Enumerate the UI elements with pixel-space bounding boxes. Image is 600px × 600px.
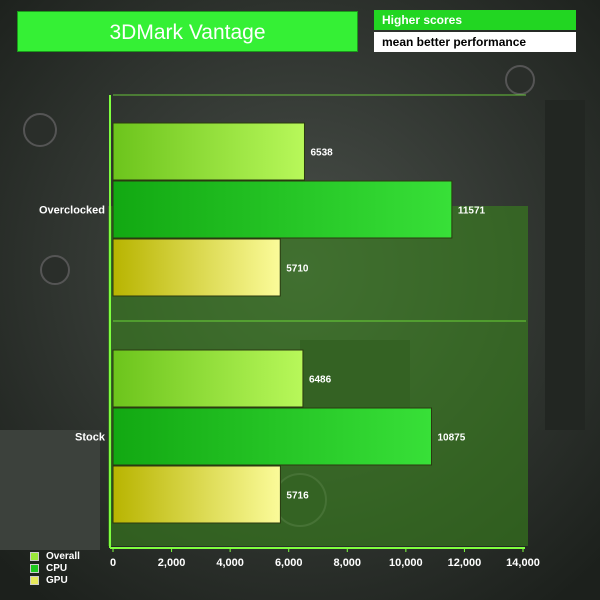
data-label-overclocked-gpu: 5710 — [286, 264, 309, 275]
data-label-overclocked-overall: 6538 — [310, 148, 333, 159]
legend: Overall CPU GPU — [30, 551, 80, 587]
x-tick-label-5: 10,000 — [389, 557, 423, 569]
x-tick-label-6: 12,000 — [448, 557, 482, 569]
category-label-stock: Stock — [75, 432, 106, 444]
data-label-overclocked-cpu: 11571 — [458, 206, 486, 217]
legend-label-cpu: CPU — [46, 563, 68, 574]
legend-swatch-cpu — [30, 564, 39, 573]
legend-label-gpu: GPU — [46, 575, 68, 586]
legend-swatch-gpu — [30, 576, 39, 585]
data-label-stock-cpu: 10875 — [437, 433, 465, 444]
bar-overclocked-gpu — [112, 238, 281, 297]
legend-item-gpu: GPU — [30, 575, 80, 586]
x-tick-label-3: 6,000 — [275, 557, 303, 569]
x-tick-label-7: 14,000 — [506, 557, 540, 569]
category-label-overclocked: Overclocked — [39, 205, 105, 217]
bar-stock-cpu — [112, 407, 432, 466]
note-higher-scores: Higher scores — [374, 10, 576, 30]
data-label-stock-overall: 6486 — [309, 375, 332, 386]
note-better-performance: mean better performance — [374, 32, 576, 52]
x-tick-label-4: 8,000 — [334, 557, 362, 569]
legend-label-overall: Overall — [46, 551, 80, 562]
legend-swatch-overall — [30, 552, 39, 561]
bar-stock-gpu — [112, 465, 281, 524]
x-tick-label-1: 2,000 — [158, 557, 186, 569]
bar-overclocked-overall — [112, 122, 305, 181]
x-tick-label-0: 0 — [110, 557, 116, 569]
bar-overclocked-cpu — [112, 180, 453, 239]
data-label-stock-gpu: 5716 — [286, 491, 309, 502]
bar-stock-overall — [112, 349, 304, 408]
chart-title-box: 3DMark Vantage — [17, 11, 358, 52]
x-tick-label-2: 4,000 — [216, 557, 244, 569]
legend-item-cpu: CPU — [30, 563, 80, 574]
legend-item-overall: Overall — [30, 551, 80, 562]
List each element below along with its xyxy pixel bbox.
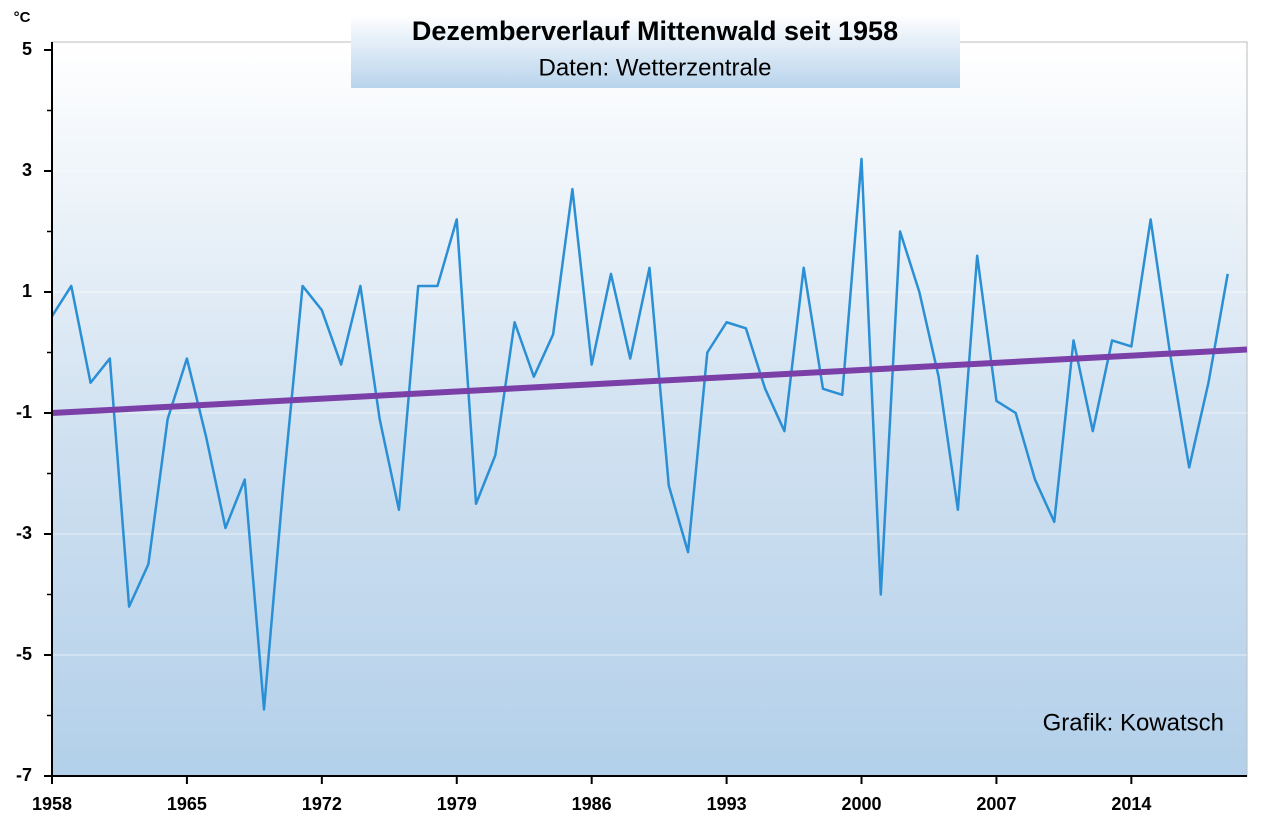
- annotation: Grafik: Kowatsch: [1043, 709, 1224, 736]
- x-tick-label: 1958: [32, 794, 72, 814]
- y-tick-label: -1: [16, 402, 32, 422]
- x-tick-label: 1986: [572, 794, 612, 814]
- x-tick-label: 2014: [1111, 794, 1151, 814]
- x-tick-label: 1993: [707, 794, 747, 814]
- x-tick-label: 1972: [302, 794, 342, 814]
- x-tick-label: 1965: [167, 794, 207, 814]
- chart-subtitle: Daten: Wetterzentrale: [538, 54, 771, 81]
- y-tick-label: 5: [22, 39, 32, 59]
- y-tick-label: 3: [22, 160, 32, 180]
- y-tick-label: -5: [16, 644, 32, 664]
- y-unit: °C: [14, 9, 31, 26]
- plot-area: [51, 41, 1248, 777]
- x-tick-label: 1979: [437, 794, 477, 814]
- y-tick-label: -7: [16, 765, 32, 785]
- y-tick-label: 1: [22, 281, 32, 301]
- x-tick-label: 2000: [841, 794, 881, 814]
- chart-title: Dezemberverlauf Mittenwald seit 1958: [412, 16, 898, 46]
- title-box: [351, 14, 960, 88]
- trend-line: [51, 346, 1248, 416]
- x-tick-label: 2007: [976, 794, 1016, 814]
- y-tick-label: -3: [16, 523, 32, 543]
- data-line: [50, 157, 1229, 711]
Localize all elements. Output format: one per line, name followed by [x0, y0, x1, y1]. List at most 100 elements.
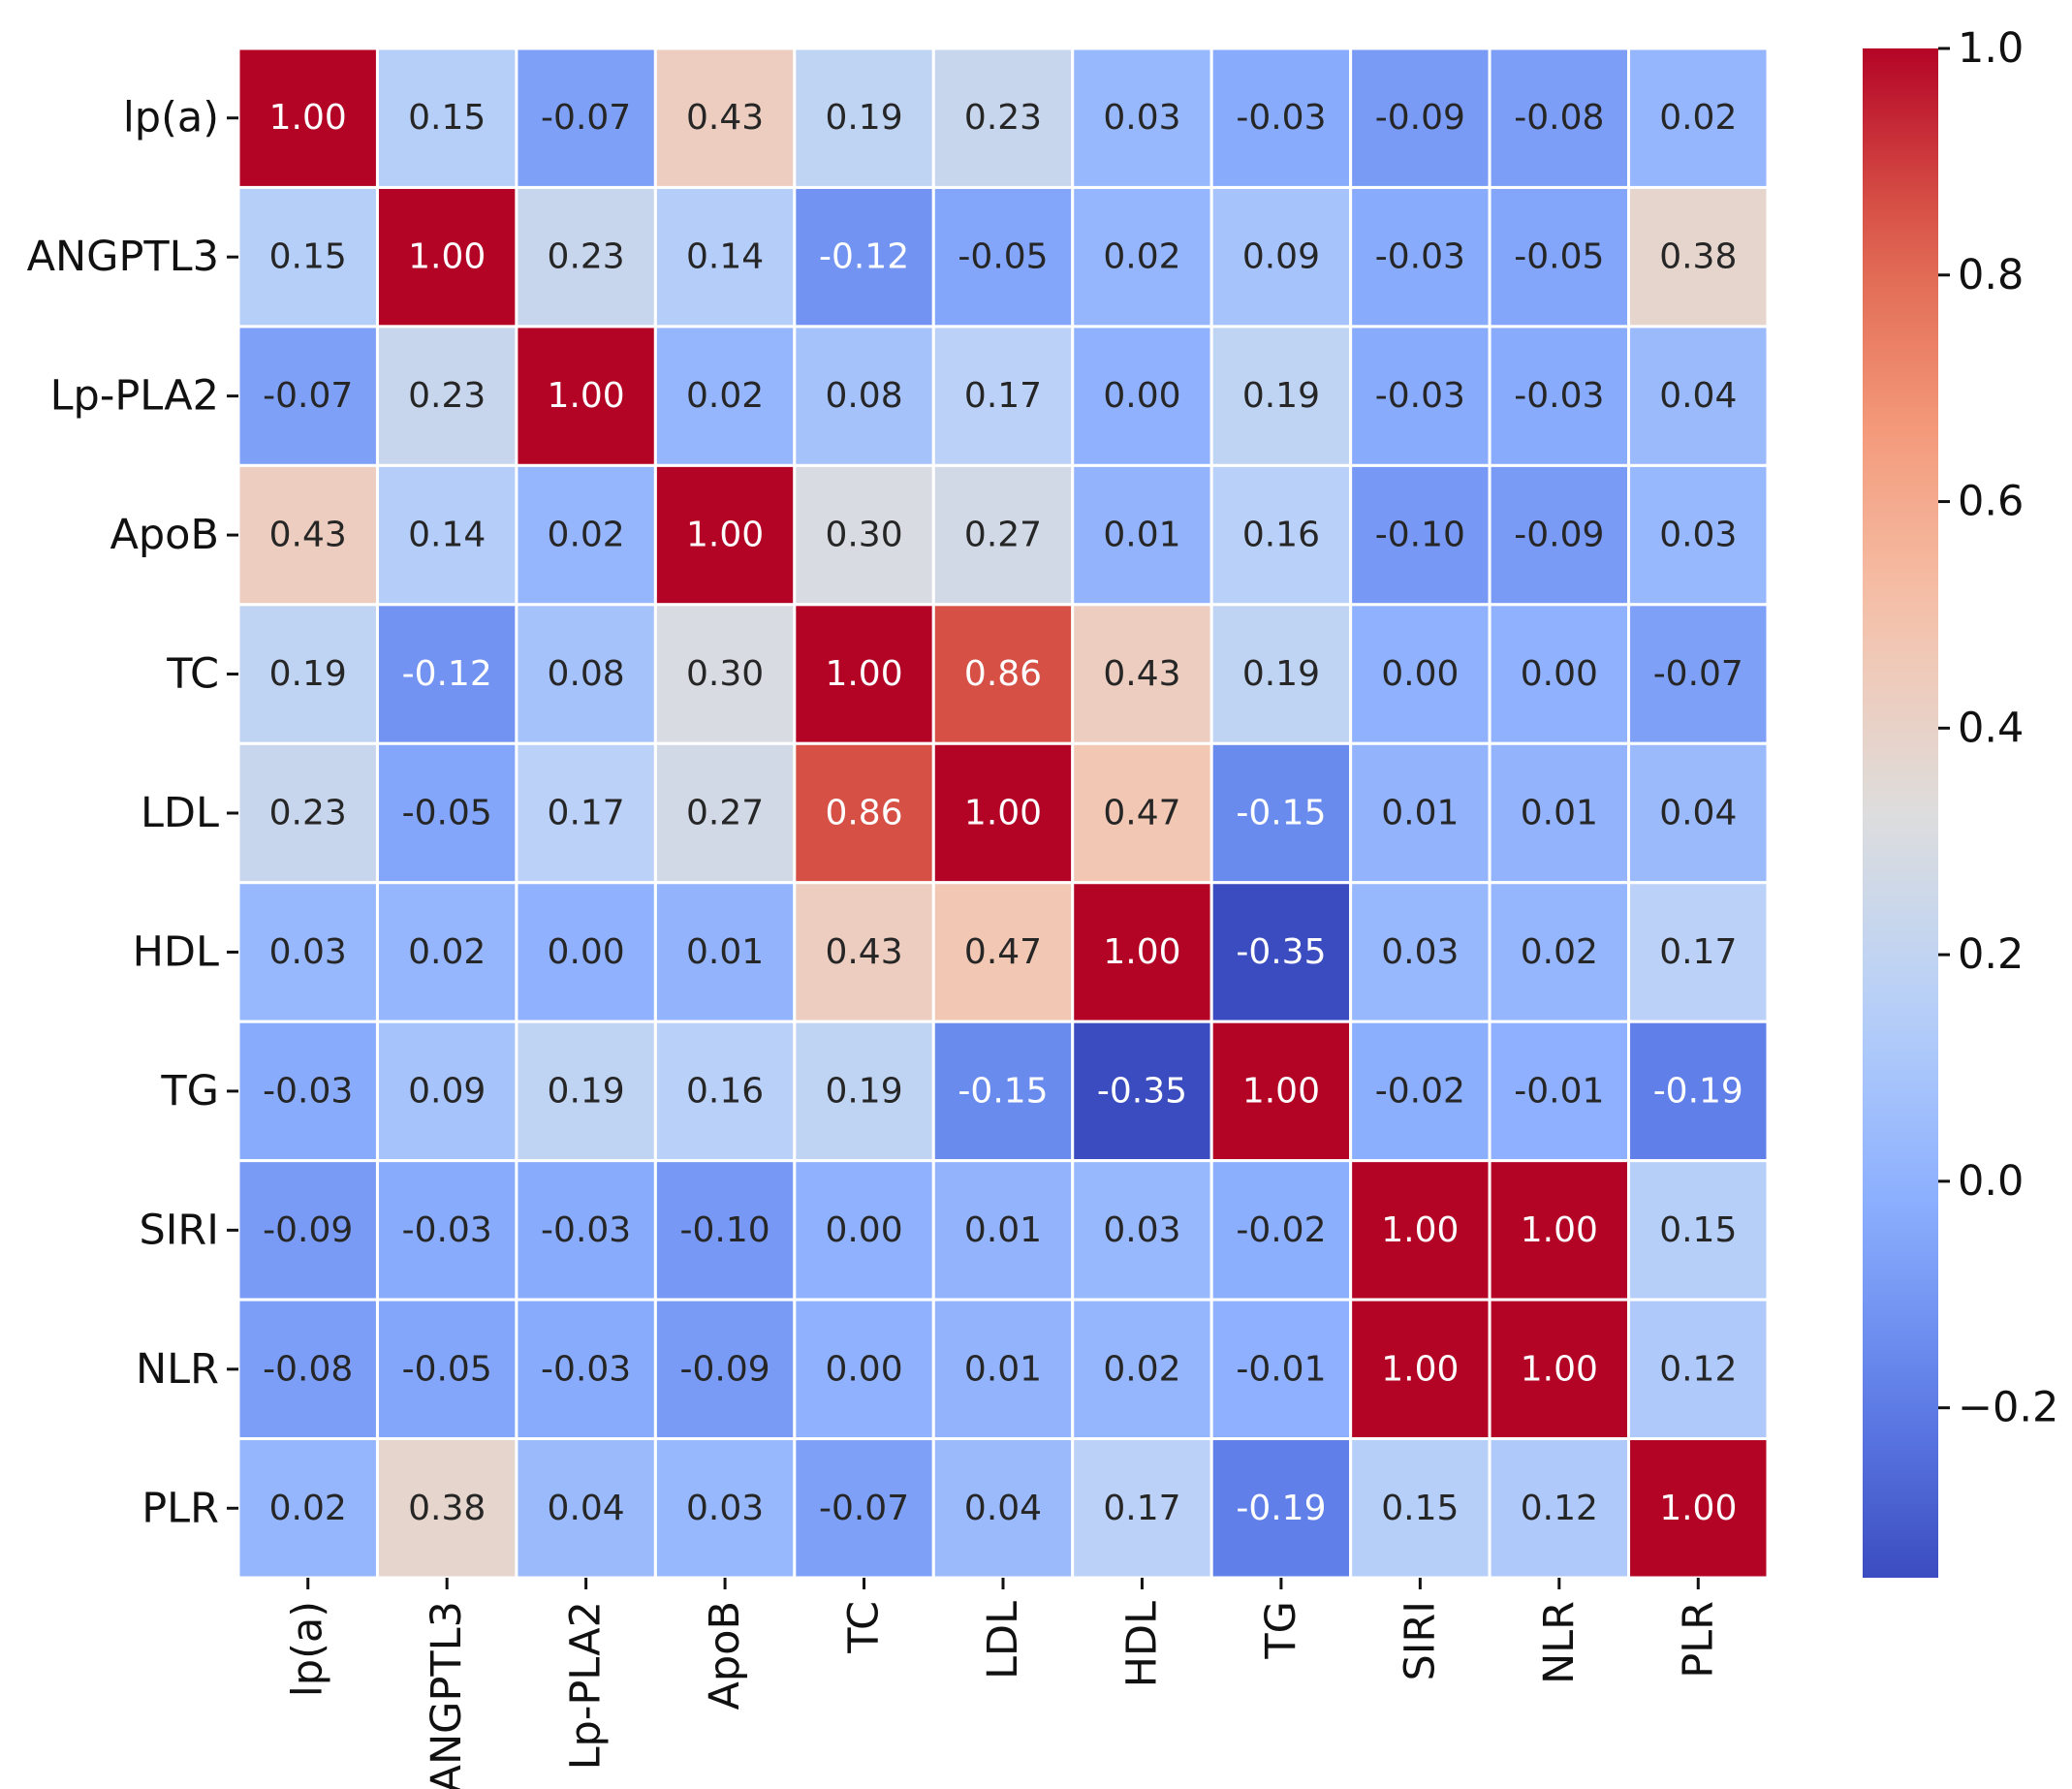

What the task asks:
Pull out every line of the material above that contains the string "swatch". Case matters.

Solution to the problem:
legend-swatch-cpu — [30, 564, 39, 573]
legend-swatch-gpu — [30, 576, 39, 585]
legend-swatch-overall — [30, 552, 39, 561]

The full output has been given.